→ **Do this**:
Copy out all of the material, matching it word for word.

→ **Data listing**:
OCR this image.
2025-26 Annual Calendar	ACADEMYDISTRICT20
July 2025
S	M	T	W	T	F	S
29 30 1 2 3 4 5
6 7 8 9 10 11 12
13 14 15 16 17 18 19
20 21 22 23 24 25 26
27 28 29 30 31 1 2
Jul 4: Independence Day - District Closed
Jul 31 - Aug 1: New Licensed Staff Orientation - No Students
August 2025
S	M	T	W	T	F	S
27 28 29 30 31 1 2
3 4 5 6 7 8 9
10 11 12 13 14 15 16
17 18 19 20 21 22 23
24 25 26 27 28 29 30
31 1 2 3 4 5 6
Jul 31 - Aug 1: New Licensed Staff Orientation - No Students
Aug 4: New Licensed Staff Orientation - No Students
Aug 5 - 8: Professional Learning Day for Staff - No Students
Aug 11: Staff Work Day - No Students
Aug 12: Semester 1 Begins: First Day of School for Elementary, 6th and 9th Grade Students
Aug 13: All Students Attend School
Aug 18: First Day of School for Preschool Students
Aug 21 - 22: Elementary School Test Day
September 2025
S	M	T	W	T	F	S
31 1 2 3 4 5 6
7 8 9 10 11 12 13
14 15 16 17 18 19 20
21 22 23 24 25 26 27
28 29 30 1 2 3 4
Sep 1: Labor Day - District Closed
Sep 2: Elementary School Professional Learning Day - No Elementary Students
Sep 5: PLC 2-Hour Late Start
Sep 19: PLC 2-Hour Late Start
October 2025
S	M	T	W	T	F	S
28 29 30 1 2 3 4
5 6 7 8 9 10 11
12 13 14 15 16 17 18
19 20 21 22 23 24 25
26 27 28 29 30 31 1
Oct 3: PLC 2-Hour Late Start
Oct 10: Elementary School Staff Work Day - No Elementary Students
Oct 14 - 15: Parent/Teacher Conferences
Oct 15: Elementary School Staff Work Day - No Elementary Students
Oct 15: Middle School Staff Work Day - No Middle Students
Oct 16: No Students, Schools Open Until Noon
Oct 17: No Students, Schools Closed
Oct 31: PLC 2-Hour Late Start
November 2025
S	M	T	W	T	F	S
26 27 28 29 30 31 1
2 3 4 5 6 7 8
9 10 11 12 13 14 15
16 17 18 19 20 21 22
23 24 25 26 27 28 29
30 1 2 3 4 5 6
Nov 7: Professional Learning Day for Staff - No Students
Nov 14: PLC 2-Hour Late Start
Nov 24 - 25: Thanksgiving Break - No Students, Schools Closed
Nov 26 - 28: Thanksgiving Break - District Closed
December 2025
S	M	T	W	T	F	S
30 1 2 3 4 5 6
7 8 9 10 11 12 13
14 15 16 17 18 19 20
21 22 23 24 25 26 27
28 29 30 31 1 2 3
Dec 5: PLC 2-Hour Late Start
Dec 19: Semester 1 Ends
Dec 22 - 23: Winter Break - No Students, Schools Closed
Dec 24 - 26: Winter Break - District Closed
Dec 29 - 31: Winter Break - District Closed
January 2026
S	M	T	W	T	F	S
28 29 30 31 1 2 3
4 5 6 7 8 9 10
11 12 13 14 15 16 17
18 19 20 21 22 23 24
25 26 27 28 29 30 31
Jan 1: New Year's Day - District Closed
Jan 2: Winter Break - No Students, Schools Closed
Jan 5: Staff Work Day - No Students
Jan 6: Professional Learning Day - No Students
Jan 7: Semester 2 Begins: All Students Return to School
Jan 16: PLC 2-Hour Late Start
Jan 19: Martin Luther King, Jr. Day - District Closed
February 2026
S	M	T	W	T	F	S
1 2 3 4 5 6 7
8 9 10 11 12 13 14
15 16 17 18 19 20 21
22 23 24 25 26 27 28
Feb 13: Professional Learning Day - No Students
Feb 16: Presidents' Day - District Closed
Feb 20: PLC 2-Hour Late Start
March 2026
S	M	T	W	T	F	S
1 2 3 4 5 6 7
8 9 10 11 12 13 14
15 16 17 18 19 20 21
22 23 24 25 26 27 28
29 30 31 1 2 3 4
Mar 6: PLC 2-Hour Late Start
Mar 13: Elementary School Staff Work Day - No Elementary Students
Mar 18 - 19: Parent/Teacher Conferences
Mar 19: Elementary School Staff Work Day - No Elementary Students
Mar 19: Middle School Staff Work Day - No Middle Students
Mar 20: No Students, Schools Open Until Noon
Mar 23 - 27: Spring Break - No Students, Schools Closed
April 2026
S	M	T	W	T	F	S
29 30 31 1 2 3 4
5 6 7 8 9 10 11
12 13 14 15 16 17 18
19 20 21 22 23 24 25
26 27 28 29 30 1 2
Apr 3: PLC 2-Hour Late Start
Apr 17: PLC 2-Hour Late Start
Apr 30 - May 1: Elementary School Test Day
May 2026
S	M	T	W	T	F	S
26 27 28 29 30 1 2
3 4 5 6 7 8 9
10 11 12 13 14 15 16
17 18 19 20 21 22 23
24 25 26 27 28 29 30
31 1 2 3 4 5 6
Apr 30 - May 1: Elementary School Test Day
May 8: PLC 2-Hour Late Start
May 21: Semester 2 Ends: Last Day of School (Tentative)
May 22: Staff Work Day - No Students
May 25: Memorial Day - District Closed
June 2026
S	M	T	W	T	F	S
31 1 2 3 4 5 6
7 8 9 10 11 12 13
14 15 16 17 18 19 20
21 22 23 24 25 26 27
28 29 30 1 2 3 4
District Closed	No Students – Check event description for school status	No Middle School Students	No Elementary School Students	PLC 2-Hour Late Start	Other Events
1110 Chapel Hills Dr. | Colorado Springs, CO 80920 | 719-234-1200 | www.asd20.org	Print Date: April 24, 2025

→ **Written response**:
OCR this image.
2025-26 Annual Calendar	ACADEMYDISTRICT20
July 2025
S	M	T	W	T	F	S
29 30 1 2 3 4 5
6 7 8 9 10 11 12
13 14 15 16 17 18 19
20 21 22 23 24 25 26
27 28 29 30 31 1 2
Jul 4: Independence Day - District Closed
Jul 31 - Aug 1: New Licensed Staff Orientation - No Students
August 2025
S	M	T	W	T	F	S
27 28 29 30 31 1 2
3 4 5 6 7 8 9
10 11 12 13 14 15 16
17 18 19 20 21 22 23
24 25 26 27 28 29 30
31 1 2 3 4 5 6
Jul 31 - Aug 1: New Licensed Staff Orientation - No Students
Aug 4: New Licensed Staff Orientation - No Students
Aug 5 - 8: Professional Learning Day for Staff - No Students
Aug 11: Staff Work Day - No Students
Aug 12: Semester 1 Begins: First Day of School for Elementary, 6th and 9th Grade Students
Aug 13: All Students Attend School
Aug 18: First Day of School for Preschool Students
Aug 21 - 22: Elementary School Test Day
September 2025
S	M	T	W	T	F	S
31 1 2 3 4 5 6
7 8 9 10 11 12 13
14 15 16 17 18 19 20
21 22 23 24 25 26 27
28 29 30 1 2 3 4
Sep 1: Labor Day - District Closed
Sep 2: Elementary School Professional Learning Day - No Elementary Students
Sep 5: PLC 2-Hour Late Start
Sep 19: PLC 2-Hour Late Start
October 2025
S	M	T	W	T	F	S
28 29 30 1 2 3 4
5 6 7 8 9 10 11
12 13 14 15 16 17 18
19 20 21 22 23 24 25
26 27 28 29 30 31 1
Oct 3: PLC 2-Hour Late Start
Oct 10: Elementary School Staff Work Day - No Elementary Students
Oct 14 - 15: Parent/Teacher Conferences
Oct 15: Elementary School Staff Work Day - No Elementary Students
Oct 15: Middle School Staff Work Day - No Middle Students
Oct 16: No Students, Schools Open Until Noon
Oct 17: No Students, Schools Closed
Oct 31: PLC 2-Hour Late Start
November 2025
S	M	T	W	T	F	S
26 27 28 29 30 31 1
2 3 4 5 6 7 8
9 10 11 12 13 14 15
16 17 18 19 20 21 22
23 24 25 26 27 28 29
30 1 2 3 4 5 6
Nov 7: Professional Learning Day for Staff - No Students
Nov 14: PLC 2-Hour Late Start
Nov 24 - 25: Thanksgiving Break - No Students, Schools Closed
Nov 26 - 28: Thanksgiving Break - District Closed
December 2025
S	M	T	W	T	F	S
30 1 2 3 4 5 6
7 8 9 10 11 12 13
14 15 16 17 18 19 20
21 22 23 24 25 26 27
28 29 30 31 1 2 3
Dec 5: PLC 2-Hour Late Start
Dec 19: Semester 1 Ends
Dec 22 - 23: Winter Break - No Students, Schools Closed
Dec 24 - 26: Winter Break - District Closed
Dec 29 - 31: Winter Break - District Closed
January 2026
S	M	T	W	T	F	S
28 29 30 31 1 2 3
4 5 6 7 8 9 10
11 12 13 14 15 16 17
18 19 20 21 22 23 24
25 26 27 28 29 30 31
Jan 1: New Year's Day - District Closed
Jan 2: Winter Break - No Students, Schools Closed
Jan 5: Staff Work Day - No Students
Jan 6: Professional Learning Day - No Students
Jan 7: Semester 2 Begins: All Students Return to School
Jan 16: PLC 2-Hour Late Start
Jan 19: Martin Luther King, Jr. Day - District Closed
February 2026
S	M	T	W	T	F	S
1 2 3 4 5 6 7
8 9 10 11 12 13 14
15 16 17 18 19 20 21
22 23 24 25 26 27 28
Feb 13: Professional Learning Day - No Students
Feb 16: Presidents' Day - District Closed
Feb 20: PLC 2-Hour Late Start
March 2026
S	M	T	W	T	F	S
1 2 3 4 5 6 7
8 9 10 11 12 13 14
15 16 17 18 19 20 21
22 23 24 25 26 27 28
29 30 31 1 2 3 4
Mar 6: PLC 2-Hour Late Start
Mar 13: Elementary School Staff Work Day - No Elementary Students
Mar 18 - 19: Parent/Teacher Conferences
Mar 19: Elementary School Staff Work Day - No Elementary Students
Mar 19: Middle School Staff Work Day - No Middle Students
Mar 20: No Students, Schools Open Until Noon
Mar 23 - 27: Spring Break - No Students, Schools Closed
April 2026
S	M	T	W	T	F	S
29 30 31 1 2 3 4
5 6 7 8 9 10 11
12 13 14 15 16 17 18
19 20 21 22 23 24 25
26 27 28 29 30 1 2
Apr 3: PLC 2-Hour Late Start
Apr 17: PLC 2-Hour Late Start
Apr 30 - May 1: Elementary School Test Day
May 2026
S	M	T	W	T	F	S
26 27 28 29 30 1 2
3 4 5 6 7 8 9
10 11 12 13 14 15 16
17 18 19 20 21 22 23
24 25 26 27 28 29 30
31 1 2 3 4 5 6
Apr 30 - May 1: Elementary School Test Day
May 8: PLC 2-Hour Late Start
May 21: Semester 2 Ends: Last Day of School (Tentative)
May 22: Staff Work Day - No Students
May 25: Memorial Day - District Closed
June 2026
S	M	T	W	T	F	S
31 1 2 3 4 5 6
7 8 9 10 11 12 13
14 15 16 17 18 19 20
21 22 23 24 25 26 27
28 29 30 1 2 3 4
District Closed	No Students – Check event description for school status	No Middle School Students	No Elementary School Students	PLC 2-Hour Late Start	Other Events
1110 Chapel Hills Dr. | Colorado Springs, CO 80920 | 719-234-1200 | www.asd20.org	Print Date: April 24, 2025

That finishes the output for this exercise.